* START *

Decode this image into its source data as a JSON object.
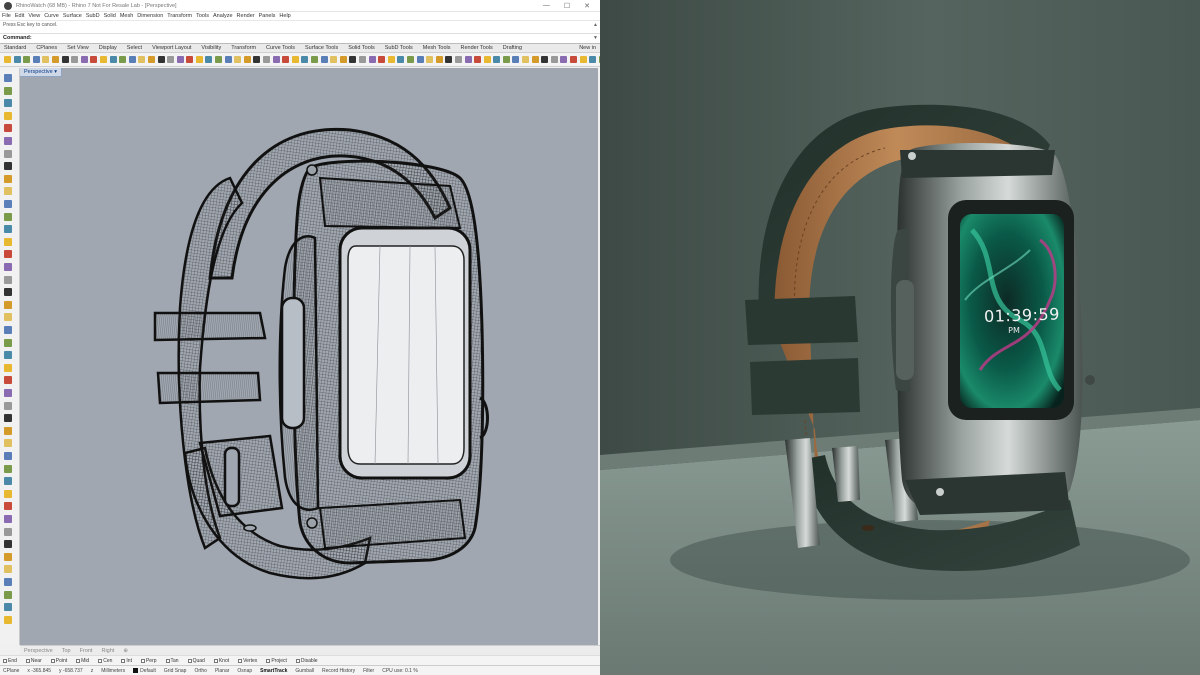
{
  "titlebar": {
    "title": "RhinoWatch (68 MB) - Rhino 7 Not For Resale Lab - [Perspective]",
    "minimize": "—",
    "maximize": "☐",
    "close": "✕"
  },
  "menu": [
    "File",
    "Edit",
    "View",
    "Curve",
    "Surface",
    "SubD",
    "Solid",
    "Mesh",
    "Dimension",
    "Transform",
    "Tools",
    "Analyze",
    "Render",
    "Panels",
    "Help"
  ],
  "command": {
    "history": "Press Esc key to cancel.",
    "prompt": "Command:"
  },
  "tabs": [
    "Standard",
    "CPlanes",
    "Set View",
    "Display",
    "Select",
    "Viewport Layout",
    "Visibility",
    "Transform",
    "Curve Tools",
    "Surface Tools",
    "Solid Tools",
    "SubD Tools",
    "Mesh Tools",
    "Render Tools",
    "Drafting",
    "New in"
  ],
  "viewport": {
    "label": "Perspective",
    "tabs": [
      "Perspective",
      "Top",
      "Front",
      "Right"
    ]
  },
  "osnap": [
    "End",
    "Near",
    "Point",
    "Mid",
    "Cen",
    "Int",
    "Perp",
    "Tan",
    "Quad",
    "Knot",
    "Vertex",
    "Project",
    "Disable"
  ],
  "status": {
    "cplane": "CPlane",
    "x": "x -365.845",
    "y": "y -658.737",
    "z": "z",
    "units": "Millimeters",
    "layer": "Default",
    "items": [
      "Grid Snap",
      "Ortho",
      "Planar",
      "Osnap",
      "SmartTrack",
      "Gumball",
      "Record History",
      "Filter",
      "CPU use: 0.1 %"
    ],
    "active_item": "SmartTrack"
  },
  "render": {
    "time": "01:39:59",
    "ampm": "PM"
  },
  "colors": {
    "viewport_bg": "#a0a7b0",
    "render_wall": "#4f5e58",
    "render_floor": "#7f9089",
    "strap_leather": "#2c3a34",
    "strap_inner": "#b07a4c"
  }
}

* END *

Problem details ->
Tally the lines of the data that contain the string "Tools" and report the total alone.

Solution to this problem ->
7